Material to process -
• • • •
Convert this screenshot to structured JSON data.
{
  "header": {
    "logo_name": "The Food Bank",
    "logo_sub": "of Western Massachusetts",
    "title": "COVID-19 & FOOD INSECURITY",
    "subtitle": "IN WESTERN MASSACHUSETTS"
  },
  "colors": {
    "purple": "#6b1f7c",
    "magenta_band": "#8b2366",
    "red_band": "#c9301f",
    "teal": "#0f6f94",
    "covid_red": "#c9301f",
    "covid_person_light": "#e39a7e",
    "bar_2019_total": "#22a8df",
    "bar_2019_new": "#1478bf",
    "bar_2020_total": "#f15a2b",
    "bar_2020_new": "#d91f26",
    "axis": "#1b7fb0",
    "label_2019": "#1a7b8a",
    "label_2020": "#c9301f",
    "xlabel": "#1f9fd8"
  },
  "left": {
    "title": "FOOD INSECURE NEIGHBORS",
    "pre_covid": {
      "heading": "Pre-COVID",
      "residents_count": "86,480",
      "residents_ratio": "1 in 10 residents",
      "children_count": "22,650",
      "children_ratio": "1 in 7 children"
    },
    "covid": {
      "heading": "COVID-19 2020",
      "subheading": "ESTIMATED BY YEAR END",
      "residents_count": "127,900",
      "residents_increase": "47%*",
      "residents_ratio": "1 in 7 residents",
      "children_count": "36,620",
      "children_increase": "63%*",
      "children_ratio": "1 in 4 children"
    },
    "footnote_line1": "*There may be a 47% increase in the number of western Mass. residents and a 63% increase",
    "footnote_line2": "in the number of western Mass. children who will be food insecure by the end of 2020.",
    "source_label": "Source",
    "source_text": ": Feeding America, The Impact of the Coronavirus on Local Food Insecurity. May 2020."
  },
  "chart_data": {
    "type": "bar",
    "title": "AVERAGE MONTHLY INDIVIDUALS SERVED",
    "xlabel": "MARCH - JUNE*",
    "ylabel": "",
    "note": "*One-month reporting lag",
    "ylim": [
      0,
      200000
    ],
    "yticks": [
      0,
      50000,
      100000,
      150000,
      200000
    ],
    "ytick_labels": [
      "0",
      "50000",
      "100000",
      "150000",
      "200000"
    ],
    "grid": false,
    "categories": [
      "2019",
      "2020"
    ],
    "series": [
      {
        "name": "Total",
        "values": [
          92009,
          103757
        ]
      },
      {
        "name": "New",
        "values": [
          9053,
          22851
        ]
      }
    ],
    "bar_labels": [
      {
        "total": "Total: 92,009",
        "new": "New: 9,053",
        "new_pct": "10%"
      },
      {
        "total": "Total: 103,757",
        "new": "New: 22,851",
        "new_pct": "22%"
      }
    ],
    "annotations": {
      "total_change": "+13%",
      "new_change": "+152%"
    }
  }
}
• • • •
Work to be completed - An exact transcription of all the material above is the expected answer.

Exercise output -
Convert this screenshot to structured JSON data.
{
  "header": {
    "logo_name": "The Food Bank",
    "logo_sub": "of Western Massachusetts",
    "title": "COVID-19 & FOOD INSECURITY",
    "subtitle": "IN WESTERN MASSACHUSETTS"
  },
  "colors": {
    "purple": "#6b1f7c",
    "magenta_band": "#8b2366",
    "red_band": "#c9301f",
    "teal": "#0f6f94",
    "covid_red": "#c9301f",
    "covid_person_light": "#e39a7e",
    "bar_2019_total": "#22a8df",
    "bar_2019_new": "#1478bf",
    "bar_2020_total": "#f15a2b",
    "bar_2020_new": "#d91f26",
    "axis": "#1b7fb0",
    "label_2019": "#1a7b8a",
    "label_2020": "#c9301f",
    "xlabel": "#1f9fd8"
  },
  "left": {
    "title": "FOOD INSECURE NEIGHBORS",
    "pre_covid": {
      "heading": "Pre-COVID",
      "residents_count": "86,480",
      "residents_ratio": "1 in 10 residents",
      "children_count": "22,650",
      "children_ratio": "1 in 7 children"
    },
    "covid": {
      "heading": "COVID-19 2020",
      "subheading": "ESTIMATED BY YEAR END",
      "residents_count": "127,900",
      "residents_increase": "47%*",
      "residents_ratio": "1 in 7 residents",
      "children_count": "36,620",
      "children_increase": "63%*",
      "children_ratio": "1 in 4 children"
    },
    "footnote_line1": "*There may be a 47% increase in the number of western Mass. residents and a 63% increase",
    "footnote_line2": "in the number of western Mass. children who will be food insecure by the end of 2020.",
    "source_label": "Source",
    "source_text": ": Feeding America, The Impact of the Coronavirus on Local Food Insecurity. May 2020."
  },
  "chart_data": {
    "type": "bar",
    "title": "AVERAGE MONTHLY INDIVIDUALS SERVED",
    "xlabel": "MARCH - JUNE*",
    "ylabel": "",
    "note": "*One-month reporting lag",
    "ylim": [
      0,
      200000
    ],
    "yticks": [
      0,
      50000,
      100000,
      150000,
      200000
    ],
    "ytick_labels": [
      "0",
      "50000",
      "100000",
      "150000",
      "200000"
    ],
    "grid": false,
    "categories": [
      "2019",
      "2020"
    ],
    "series": [
      {
        "name": "Total",
        "values": [
          92009,
          103757
        ]
      },
      {
        "name": "New",
        "values": [
          9053,
          22851
        ]
      }
    ],
    "bar_labels": [
      {
        "total": "Total: 92,009",
        "new": "New: 9,053",
        "new_pct": "10%"
      },
      {
        "total": "Total: 103,757",
        "new": "New: 22,851",
        "new_pct": "22%"
      }
    ],
    "annotations": {
      "total_change": "+13%",
      "new_change": "+152%"
    }
  }
}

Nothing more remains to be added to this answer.